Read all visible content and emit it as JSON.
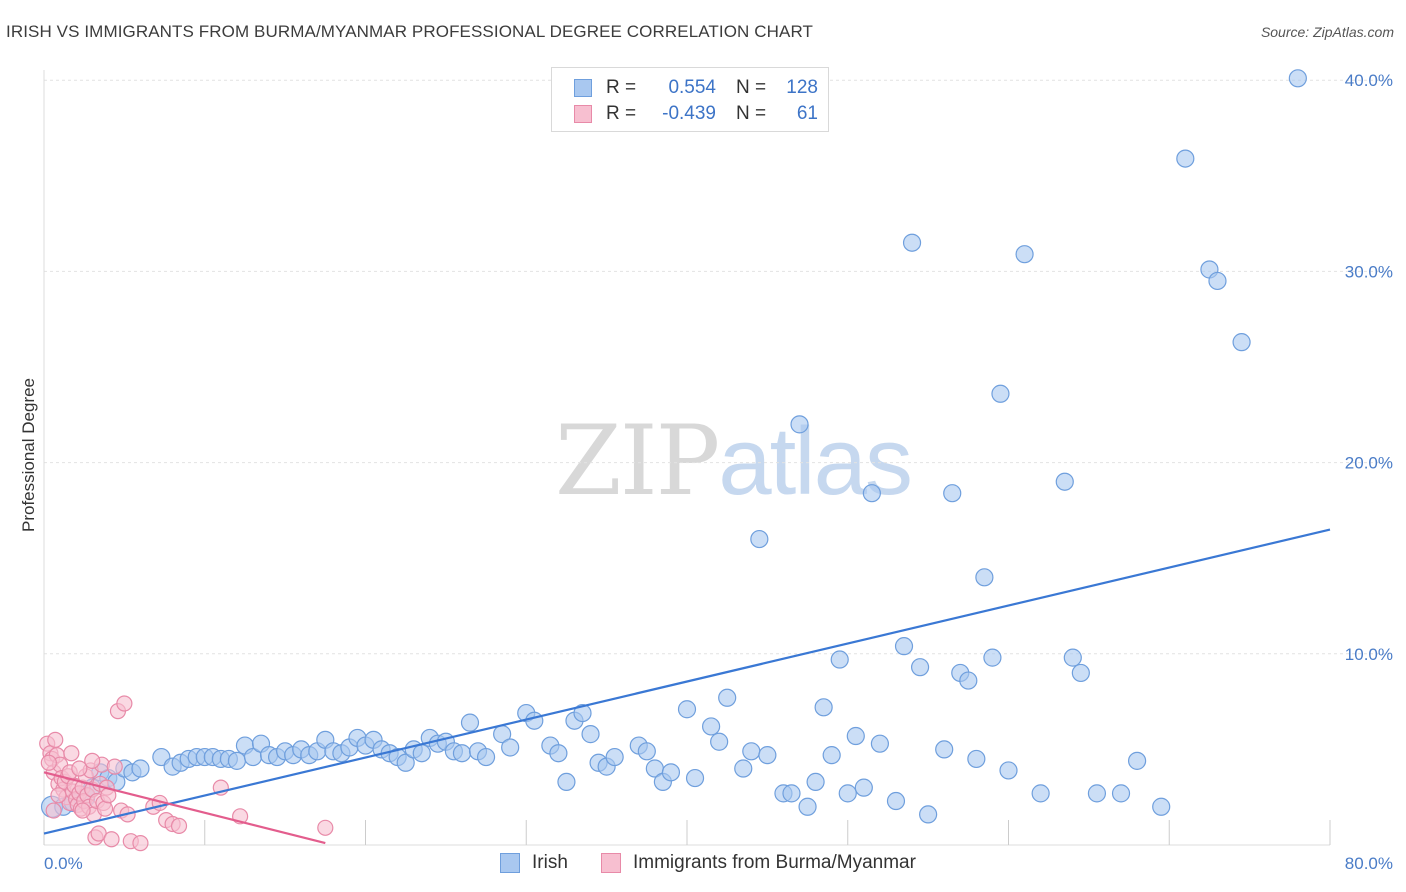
{
  "title": "IRISH VS IMMIGRANTS FROM BURMA/MYANMAR PROFESSIONAL DEGREE CORRELATION CHART",
  "source": "Source: ZipAtlas.com",
  "watermark": {
    "zip": "ZIP",
    "atlas": "atlas"
  },
  "legend": {
    "rows": [
      {
        "r_label": "R =",
        "r_value": "0.554",
        "n_label": "N =",
        "n_value": "128",
        "color": "#a9c8f0",
        "border": "#6f9fdd"
      },
      {
        "r_label": "R =",
        "r_value": "-0.439",
        "n_label": "N =",
        "n_value": "61",
        "color": "#f7bfd0",
        "border": "#e88aa8"
      }
    ]
  },
  "bottom_legend": [
    {
      "label": "Irish",
      "color": "#a9c8f0",
      "border": "#6f9fdd"
    },
    {
      "label": "Immigrants from Burma/Myanmar",
      "color": "#f7bfd0",
      "border": "#e88aa8"
    }
  ],
  "chart_data": {
    "type": "scatter",
    "title": "IRISH VS IMMIGRANTS FROM BURMA/MYANMAR PROFESSIONAL DEGREE CORRELATION CHART",
    "xlabel": "",
    "ylabel": "Professional Degree",
    "xlim": [
      0,
      80
    ],
    "ylim": [
      0,
      41
    ],
    "x_tick_labels": [
      "0.0%",
      "80.0%"
    ],
    "y_ticks": [
      10,
      20,
      30,
      40
    ],
    "y_tick_labels": [
      "10.0%",
      "20.0%",
      "30.0%",
      "40.0%"
    ],
    "grid": true,
    "series": [
      {
        "name": "Irish",
        "color": "#a9c8f0",
        "stroke": "#6f9fdd",
        "trend": {
          "x": [
            0,
            80
          ],
          "y": [
            0.6,
            16.5
          ],
          "color": "#3a78d4"
        },
        "points": [
          [
            0.5,
            2.0
          ],
          [
            1.2,
            2.0
          ],
          [
            1.8,
            2.2
          ],
          [
            2.5,
            2.5
          ],
          [
            3.0,
            3.0
          ],
          [
            3.5,
            3.8
          ],
          [
            4.0,
            3.5
          ],
          [
            4.5,
            3.3
          ],
          [
            5.0,
            4.0
          ],
          [
            5.5,
            3.8
          ],
          [
            6.0,
            4.0
          ],
          [
            7.3,
            4.6
          ],
          [
            8.0,
            4.1
          ],
          [
            8.5,
            4.3
          ],
          [
            9.0,
            4.5
          ],
          [
            9.5,
            4.6
          ],
          [
            10.0,
            4.6
          ],
          [
            10.5,
            4.6
          ],
          [
            11.0,
            4.5
          ],
          [
            11.5,
            4.5
          ],
          [
            12.0,
            4.4
          ],
          [
            12.5,
            5.2
          ],
          [
            13.0,
            4.6
          ],
          [
            13.5,
            5.3
          ],
          [
            14.0,
            4.7
          ],
          [
            14.5,
            4.6
          ],
          [
            15.0,
            4.9
          ],
          [
            15.5,
            4.7
          ],
          [
            16.0,
            5.0
          ],
          [
            16.5,
            4.7
          ],
          [
            17.0,
            4.9
          ],
          [
            17.5,
            5.5
          ],
          [
            18.0,
            4.9
          ],
          [
            18.5,
            4.8
          ],
          [
            19.0,
            5.1
          ],
          [
            19.5,
            5.6
          ],
          [
            20.0,
            5.2
          ],
          [
            20.5,
            5.5
          ],
          [
            21.0,
            5.0
          ],
          [
            21.5,
            4.8
          ],
          [
            22.0,
            4.6
          ],
          [
            22.5,
            4.3
          ],
          [
            23.0,
            5.0
          ],
          [
            23.5,
            4.8
          ],
          [
            24.0,
            5.6
          ],
          [
            24.5,
            5.3
          ],
          [
            25.0,
            5.4
          ],
          [
            25.5,
            4.9
          ],
          [
            26.0,
            4.8
          ],
          [
            26.5,
            6.4
          ],
          [
            27.0,
            4.9
          ],
          [
            27.5,
            4.6
          ],
          [
            28.5,
            5.8
          ],
          [
            29.0,
            5.1
          ],
          [
            30.0,
            6.9
          ],
          [
            30.5,
            6.5
          ],
          [
            31.5,
            5.2
          ],
          [
            32.0,
            4.8
          ],
          [
            32.5,
            3.3
          ],
          [
            33.0,
            6.5
          ],
          [
            33.5,
            6.9
          ],
          [
            34.0,
            5.8
          ],
          [
            34.5,
            4.3
          ],
          [
            35.0,
            4.1
          ],
          [
            35.5,
            4.6
          ],
          [
            37.0,
            5.2
          ],
          [
            37.5,
            4.9
          ],
          [
            38.0,
            4.0
          ],
          [
            38.5,
            3.3
          ],
          [
            39.0,
            3.8
          ],
          [
            40.0,
            7.1
          ],
          [
            40.5,
            3.5
          ],
          [
            41.5,
            6.2
          ],
          [
            42.0,
            5.4
          ],
          [
            42.5,
            7.7
          ],
          [
            43.5,
            4.0
          ],
          [
            44.0,
            4.9
          ],
          [
            44.5,
            16.0
          ],
          [
            45.0,
            4.7
          ],
          [
            46.0,
            2.7
          ],
          [
            46.5,
            2.7
          ],
          [
            47.5,
            2.0
          ],
          [
            47.0,
            22.0
          ],
          [
            48.0,
            3.3
          ],
          [
            48.5,
            7.2
          ],
          [
            49.0,
            4.7
          ],
          [
            49.5,
            9.7
          ],
          [
            50.0,
            2.7
          ],
          [
            50.5,
            5.7
          ],
          [
            51.0,
            3.0
          ],
          [
            51.5,
            18.4
          ],
          [
            52.0,
            5.3
          ],
          [
            53.0,
            2.3
          ],
          [
            53.5,
            10.4
          ],
          [
            54.0,
            31.5
          ],
          [
            54.5,
            9.3
          ],
          [
            55.0,
            1.6
          ],
          [
            56.0,
            5.0
          ],
          [
            56.5,
            18.4
          ],
          [
            57.0,
            9.0
          ],
          [
            57.5,
            8.6
          ],
          [
            58.0,
            4.5
          ],
          [
            58.5,
            14.0
          ],
          [
            59.0,
            9.8
          ],
          [
            59.5,
            23.6
          ],
          [
            60.0,
            3.9
          ],
          [
            61.0,
            30.9
          ],
          [
            62.0,
            2.7
          ],
          [
            63.5,
            19.0
          ],
          [
            64.0,
            9.8
          ],
          [
            64.5,
            9.0
          ],
          [
            65.5,
            2.7
          ],
          [
            67.0,
            2.7
          ],
          [
            68.0,
            4.4
          ],
          [
            69.5,
            2.0
          ],
          [
            71.0,
            35.9
          ],
          [
            72.5,
            30.1
          ],
          [
            73.0,
            29.5
          ],
          [
            74.5,
            26.3
          ],
          [
            78.0,
            40.1
          ]
        ]
      },
      {
        "name": "Immigrants from Burma/Myanmar",
        "color": "#f7bfd0",
        "stroke": "#e88aa8",
        "trend": {
          "x": [
            0,
            17.5
          ],
          "y": [
            3.8,
            0.1
          ],
          "color": "#e35d8d"
        },
        "points": [
          [
            0.2,
            5.3
          ],
          [
            0.4,
            4.8
          ],
          [
            0.5,
            4.5
          ],
          [
            0.6,
            3.8
          ],
          [
            0.7,
            5.5
          ],
          [
            0.8,
            4.7
          ],
          [
            0.9,
            3.2
          ],
          [
            1.0,
            4.2
          ],
          [
            1.1,
            3.5
          ],
          [
            1.2,
            2.9
          ],
          [
            1.3,
            3.3
          ],
          [
            1.4,
            2.5
          ],
          [
            1.5,
            3.6
          ],
          [
            1.6,
            2.2
          ],
          [
            1.7,
            4.8
          ],
          [
            1.8,
            2.8
          ],
          [
            1.9,
            3.1
          ],
          [
            2.0,
            2.4
          ],
          [
            2.1,
            2.1
          ],
          [
            2.2,
            2.7
          ],
          [
            2.3,
            1.9
          ],
          [
            2.4,
            3.0
          ],
          [
            2.5,
            2.3
          ],
          [
            2.6,
            3.6
          ],
          [
            2.7,
            2.6
          ],
          [
            2.8,
            2.0
          ],
          [
            2.9,
            3.9
          ],
          [
            3.0,
            2.9
          ],
          [
            3.1,
            1.6
          ],
          [
            3.2,
            0.4
          ],
          [
            3.3,
            2.3
          ],
          [
            3.4,
            0.6
          ],
          [
            3.5,
            3.2
          ],
          [
            3.6,
            4.2
          ],
          [
            3.7,
            2.2
          ],
          [
            3.8,
            1.9
          ],
          [
            3.9,
            3.0
          ],
          [
            4.0,
            2.6
          ],
          [
            4.2,
            0.3
          ],
          [
            4.4,
            4.1
          ],
          [
            4.6,
            7.0
          ],
          [
            4.8,
            1.8
          ],
          [
            5.0,
            7.4
          ],
          [
            5.2,
            1.6
          ],
          [
            5.4,
            0.2
          ],
          [
            6.0,
            0.1
          ],
          [
            6.8,
            2.0
          ],
          [
            7.2,
            2.2
          ],
          [
            7.6,
            1.3
          ],
          [
            8.0,
            1.1
          ],
          [
            8.4,
            1.0
          ],
          [
            11.0,
            3.0
          ],
          [
            12.2,
            1.5
          ],
          [
            17.5,
            0.9
          ],
          [
            0.3,
            4.3
          ],
          [
            0.9,
            2.6
          ],
          [
            1.6,
            3.8
          ],
          [
            2.4,
            1.8
          ],
          [
            3.0,
            4.4
          ],
          [
            0.6,
            1.8
          ],
          [
            2.2,
            4.0
          ]
        ]
      }
    ]
  }
}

================

YOUR INSTRUCTIONS — Only lines holding the string "border" are wanted; gather each one from the entries above.

THE ANSWER —
        "border": "#6f9fdd"
        "border": "#e88aa8"
      "border": "#6f9fdd"
      "border": "#e88aa8"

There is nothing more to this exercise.